Source excerpt:
Now we can implement the return time condition. On this region,
$$ \begin{align*}R(\omega)=(ab)^{-1}>t\iff (bt)^{-1}>a.\end{align*} $$
Hence, all we have to do is understand how this hyperbola intersects the triangle
$\{(b,a)\in \Delta \mid b\in (1/2,1),a\in (1-b,1)\}$
.
If
$t\in (0,1)$
, then everything lies below the hyperbola and the integral is
$$ \begin{align*}\int_{b=1/2} ^1 \int_{a=1-b} ^1 \bigg[\int _{y=0} ^{b^{-1}-1} \int_{x=l(y)} ^1 1\,dx\,dy + \int _{y=b^{-1}-1} ^{1} \int_{x=0} ^1 1\,dx\,dy \bigg] \,da\,db.\end{align*} $$
If
$t\in [1,2)$
, then the integral is
$$ \begin{align*} &\int_{b=1/2} ^{1/t} \int_{a=1-b} ^1 \bigg[\int _{y=0} ^{b^{-1}-1} \int_{x=l(y)} ^1 1\,dx\,dy + \int _{y=b^{-1}-1} ^{1} \int_{x=0} ^1 1\,dx\,dy \bigg] \,da\,db \\ &\quad+\int_{b=1/t} ^{1} \int_{a=1-b} ^{1/bt} \bigg[\int _{y=0} ^{b^{-1}-1} \int_{x=l(y)} ^1 1\,dx\,dy + \int _{y=b^{-1}-1} ^{1} \int_{x=0} ^1 1\,dx\,dy \bigg] \,da\,db. \end{align*} $$
If
$t\in [2,4)$
, then the integral is
$$ \begin{align*}\int_{b=1/2} ^{1} \int_{a=1-b} ^{1/bt} \bigg[\int _{y=0} ^{b^{-1}-1} \int_{x=l(y)} ^1 1\,dx\,dy + \int _{y=b^{-1}-1} ^{1} \int_{x=0} ^1 1\,dx\,dy \bigg] \,da\,db.\end{align*} $$
If
$t\in [4,\infty )$
, then the integral is
$$ \begin{align*}\int_{b=({1+\sqrt{1-(4/t)}})/{2}} ^{1} \int_{a=1-b} ^{1/bt} \bigg[\int _{y=0} ^{b^{-1}-1} \int_{x=l(y)} ^1 1\,dx\,dy + \int _{y=b^{-1}-1} ^{1} \int_{x=0} ^1 1\,dx\,dy \bigg] \,da\,db.\end{align*} $$
By evaluating this integral and approximating the result with a Taylor series, we see that
$$ \begin{align*}\int_{b=({1+\sqrt{1-(4/t)}})/{2}} ^{1} \int_{a=1-b} ^{1/bt} \bigg[\!\int _{y=0} ^{b^{-1\kern-0.5pt}-1} \!\int_{x=l(y)} ^1 \!1\,dx\,dy \kern1pt{+}\kern1pt \int _{y=b^{-1\kern-0.5pt}-1} ^{1} \int_{x=0} ^1\! 1\,dx\,dy \!\bigg] da\,db \kern1pt{\sim}\kern1pt t^{\kern-0.5pt-2}.\end{align*} $$
Hence,
$$ \begin{align*}m_{{\mathcal{W}}}(\{\mathcal R>t\}\cap\{b+v_1>1\}\cap\{b>1/2\})\end{align*} $$
decays quadratically.

Supplied information:

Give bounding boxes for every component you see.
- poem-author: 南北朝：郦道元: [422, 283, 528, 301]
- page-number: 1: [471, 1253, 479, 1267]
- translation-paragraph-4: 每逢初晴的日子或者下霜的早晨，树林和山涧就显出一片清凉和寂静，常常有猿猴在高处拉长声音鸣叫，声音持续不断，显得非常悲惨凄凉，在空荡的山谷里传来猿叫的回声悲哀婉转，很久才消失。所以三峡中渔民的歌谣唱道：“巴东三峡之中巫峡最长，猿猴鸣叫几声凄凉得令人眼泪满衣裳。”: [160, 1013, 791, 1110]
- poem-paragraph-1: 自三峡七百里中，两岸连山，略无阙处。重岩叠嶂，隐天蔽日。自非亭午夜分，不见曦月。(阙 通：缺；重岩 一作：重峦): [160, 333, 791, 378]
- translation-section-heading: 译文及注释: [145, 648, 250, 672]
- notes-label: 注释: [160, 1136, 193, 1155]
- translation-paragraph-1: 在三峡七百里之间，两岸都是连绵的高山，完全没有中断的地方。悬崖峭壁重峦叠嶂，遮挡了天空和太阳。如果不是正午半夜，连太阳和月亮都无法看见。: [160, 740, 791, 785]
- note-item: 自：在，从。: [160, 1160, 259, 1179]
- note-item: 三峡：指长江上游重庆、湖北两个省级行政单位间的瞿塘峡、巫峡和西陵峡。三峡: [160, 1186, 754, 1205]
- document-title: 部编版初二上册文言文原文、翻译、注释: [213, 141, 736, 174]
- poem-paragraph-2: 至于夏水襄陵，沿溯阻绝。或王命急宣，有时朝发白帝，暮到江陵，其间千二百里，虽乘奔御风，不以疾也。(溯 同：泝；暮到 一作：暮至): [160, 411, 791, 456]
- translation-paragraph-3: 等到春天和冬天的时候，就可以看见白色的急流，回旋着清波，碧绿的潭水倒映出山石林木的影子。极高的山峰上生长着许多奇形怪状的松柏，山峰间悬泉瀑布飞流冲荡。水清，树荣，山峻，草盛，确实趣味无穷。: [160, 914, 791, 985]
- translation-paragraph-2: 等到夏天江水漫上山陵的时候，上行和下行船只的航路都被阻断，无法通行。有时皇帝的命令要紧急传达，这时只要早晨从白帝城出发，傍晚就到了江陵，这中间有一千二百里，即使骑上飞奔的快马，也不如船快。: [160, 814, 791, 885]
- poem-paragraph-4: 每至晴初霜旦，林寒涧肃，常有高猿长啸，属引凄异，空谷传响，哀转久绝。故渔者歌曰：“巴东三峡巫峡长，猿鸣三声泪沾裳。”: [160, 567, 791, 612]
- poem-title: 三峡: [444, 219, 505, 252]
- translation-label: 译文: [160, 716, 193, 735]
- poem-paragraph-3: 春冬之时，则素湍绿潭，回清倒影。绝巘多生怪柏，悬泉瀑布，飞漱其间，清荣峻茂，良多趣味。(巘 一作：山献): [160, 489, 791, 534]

Short task 1:
In the return-time excerpt, where does everything lie relative to the hyperbola when $t\in (0,1)$?
Short task 2:
Write the next part of the return-time excerpt, starting after its final sentence.
The rows stand apart from the return-time excerpt and are separate material.

Reply 1:
Everything lies below the hyperbola.

Reply 2:
Combining this with the part where
$b<1/2$
, we see that
$$ \begin{align*}m_{{\mathcal{W}}}(\{\mathcal R>t\}\cap\{b+v_1>1\}) \sim t^{-2}.\end{align*} $$
Case 2:
$b+v_1 <1$
. We are interested in the situation underneath
$l(y)$
in Figure A2. Now we impose the return time condition. On this region (that is, when
$b+v_1\le 1$
), we have
$$ \begin{align*}R(\omega) = \frac{v_2}{v_1}>t\iff x \le \bigg(\frac{1}{a^2t}-\frac{b}{a}\bigg)y=:L(y).\end{align*} $$
Notice that L is a line through the origin and since it is an upper bound for x, then we are only concerned when it has positive slope. That is, when
$$ \begin{align*}\frac{1}{a^2t}-\frac{b}{a}>0\iff \frac{1}{bt}>a.\end{align*} $$
Lastly, we notice to parameterize the
$(y,x)$
-plane, we need to understand how the two lines l and L intersect each other. Since they are each lines, it suffices to understand how they interact when
$y=1.$
We obtain three cases:
-
(1)
$b>1/2$
and
$L(1)\ge l(1);$
-
(2)
$b<1/2$
and
$L(1)\ge l(1);$
-
(3)
$b<1/2$
and
$L(1)< l(1).$
We do not have the case
$b>1/2$
and
$L(1)< l(1)$
because when
$b>1/2$
, then we have
$l(1)$
as negative, which forces L to be negative, but this is not possible since it is an upper bound for x. Lastly, we note that L and l intersect at the point
$y=(1-b)at.$
We illustrate the three cases in Figure A3.
Figure A3 A generic picture of the three cases that arise for the return map.
We now compute the contribution on each of the above cases.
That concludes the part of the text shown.